== TASK PROMPT ==
Leave the pictures out and transcribe every record exactly.

--- --- ---

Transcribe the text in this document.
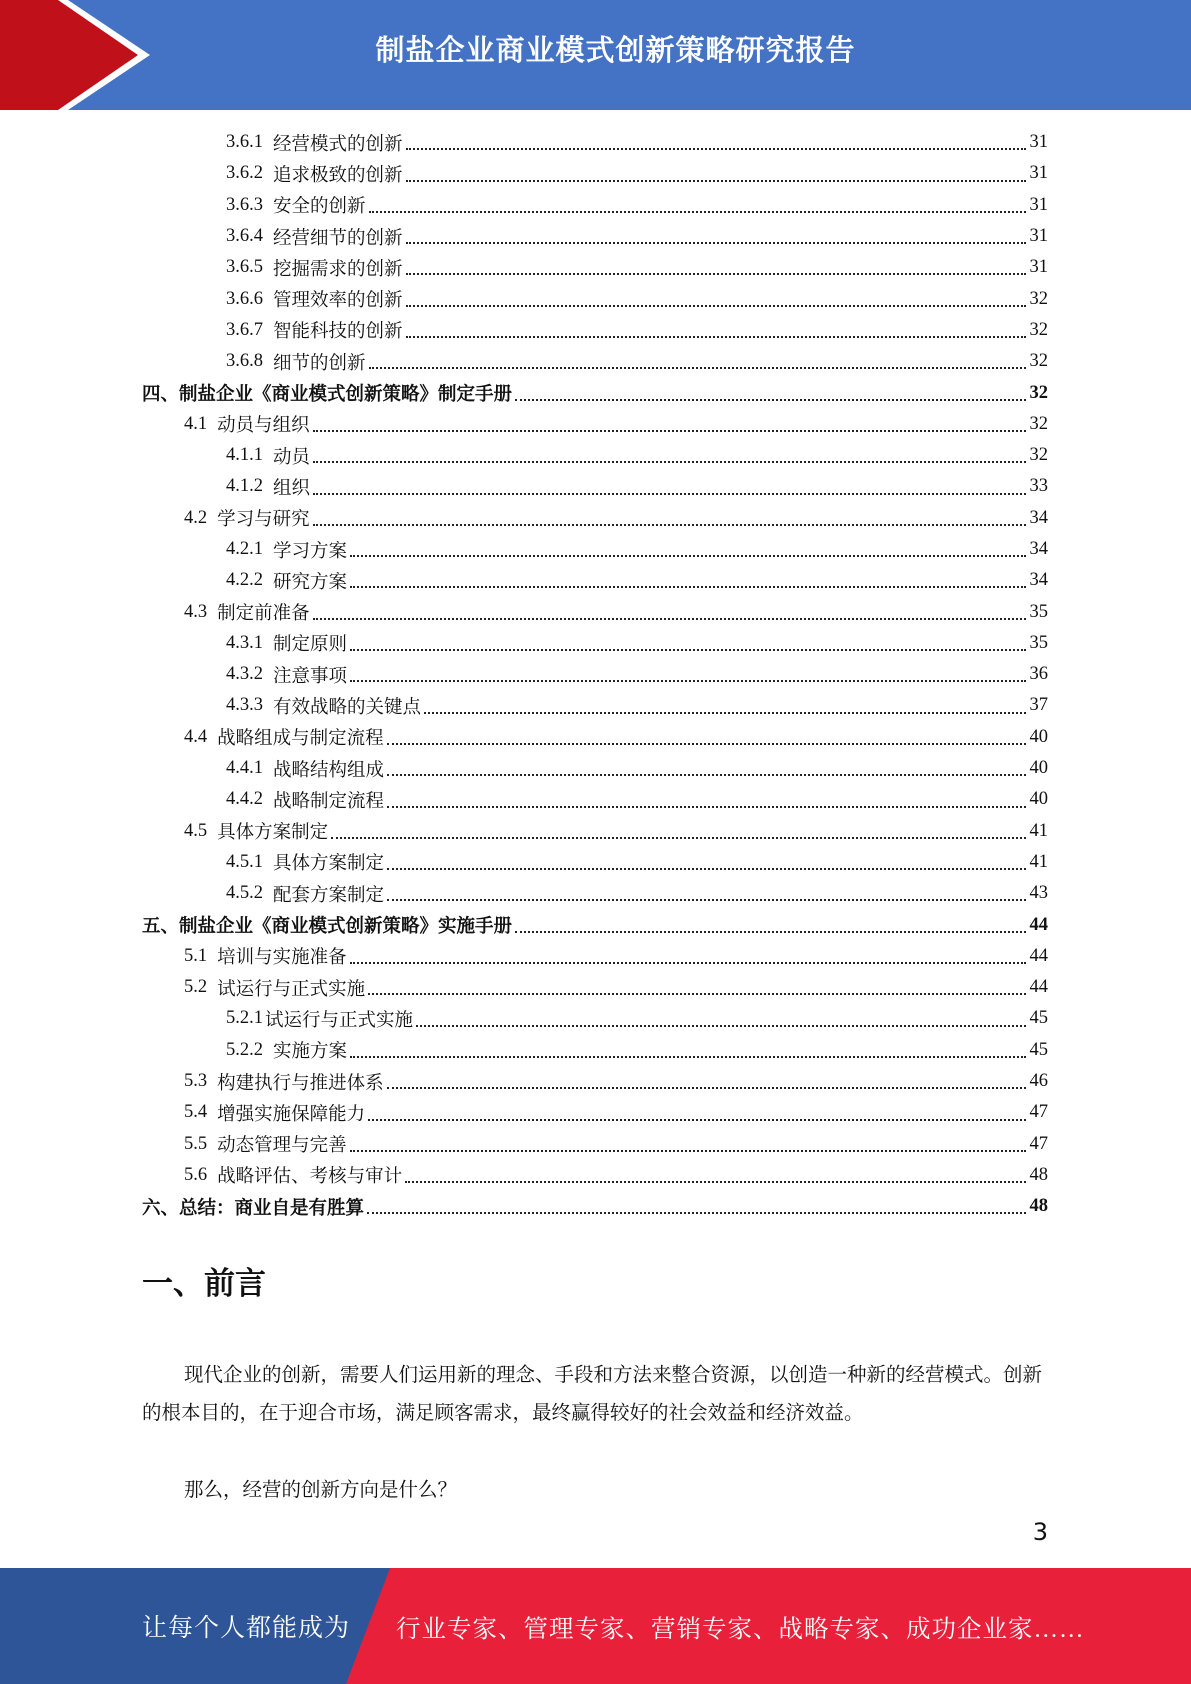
制盐企业商业模式创新策略研究报告
3.6.1 经营模式的创新	31
3.6.2 追求极致的创新	31
3.6.3 安全的创新	31
3.6.4 经营细节的创新	31
3.6.5 挖掘需求的创新	31
3.6.6 管理效率的创新	32
3.6.7 智能科技的创新	32
3.6.8 细节的创新	32
四、制盐企业《商业模式创新策略》制定手册	32
4.1 动员与组织	32
4.1.1 动员	32
4.1.2 组织	33
4.2 学习与研究	34
4.2.1 学习方案	34
4.2.2 研究方案	34
4.3 制定前准备	35
4.3.1 制定原则	35
4.3.2 注意事项	36
4.3.3 有效战略的关键点	37
4.4 战略组成与制定流程	40
4.4.1 战略结构组成	40
4.4.2 战略制定流程	40
4.5 具体方案制定	41
4.5.1 具体方案制定	41
4.5.2 配套方案制定	43
五、制盐企业《商业模式创新策略》实施手册	44
5.1 培训与实施准备	44
5.2 试运行与正式实施	44
5.2.1 试运行与正式实施	45
5.2.2 实施方案	45
5.3 构建执行与推进体系	46
5.4 增强实施保障能力	47
5.5 动态管理与完善	47
5.6 战略评估、考核与审计	48
六、总结：商业自是有胜算	48
一、前言

现代企业的创新，需要人们运用新的理念、手段和方法来整合资源，以创造一种新的经营模式。创新的根本目的，在于迎合市场，满足顾客需求，最终赢得较好的社会效益和经济效益。

那么，经营的创新方向是什么？

3
让每个人都能成为 行业专家、管理专家、营销专家、战略专家、成功企业家……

--- --- ---

== EXERCISE ANSWER ==
Transcribe the text in this document.
制盐企业商业模式创新策略研究报告
3.6.1 经营模式的创新	31
3.6.2 追求极致的创新	31
3.6.3 安全的创新	31
3.6.4 经营细节的创新	31
3.6.5 挖掘需求的创新	31
3.6.6 管理效率的创新	32
3.6.7 智能科技的创新	32
3.6.8 细节的创新	32
四、制盐企业《商业模式创新策略》制定手册	32
4.1 动员与组织	32
4.1.1 动员	32
4.1.2 组织	33
4.2 学习与研究	34
4.2.1 学习方案	34
4.2.2 研究方案	34
4.3 制定前准备	35
4.3.1 制定原则	35
4.3.2 注意事项	36
4.3.3 有效战略的关键点	37
4.4 战略组成与制定流程	40
4.4.1 战略结构组成	40
4.4.2 战略制定流程	40
4.5 具体方案制定	41
4.5.1 具体方案制定	41
4.5.2 配套方案制定	43
五、制盐企业《商业模式创新策略》实施手册	44
5.1 培训与实施准备	44
5.2 试运行与正式实施	44
5.2.1 试运行与正式实施	45
5.2.2 实施方案	45
5.3 构建执行与推进体系	46
5.4 增强实施保障能力	47
5.5 动态管理与完善	47
5.6 战略评估、考核与审计	48
六、总结：商业自是有胜算	48
一、前言

现代企业的创新，需要人们运用新的理念、手段和方法来整合资源，以创造一种新的经营模式。创新的根本目的，在于迎合市场，满足顾客需求，最终赢得较好的社会效益和经济效益。

那么，经营的创新方向是什么？

3
让每个人都能成为 行业专家、管理专家、营销专家、战略专家、成功企业家……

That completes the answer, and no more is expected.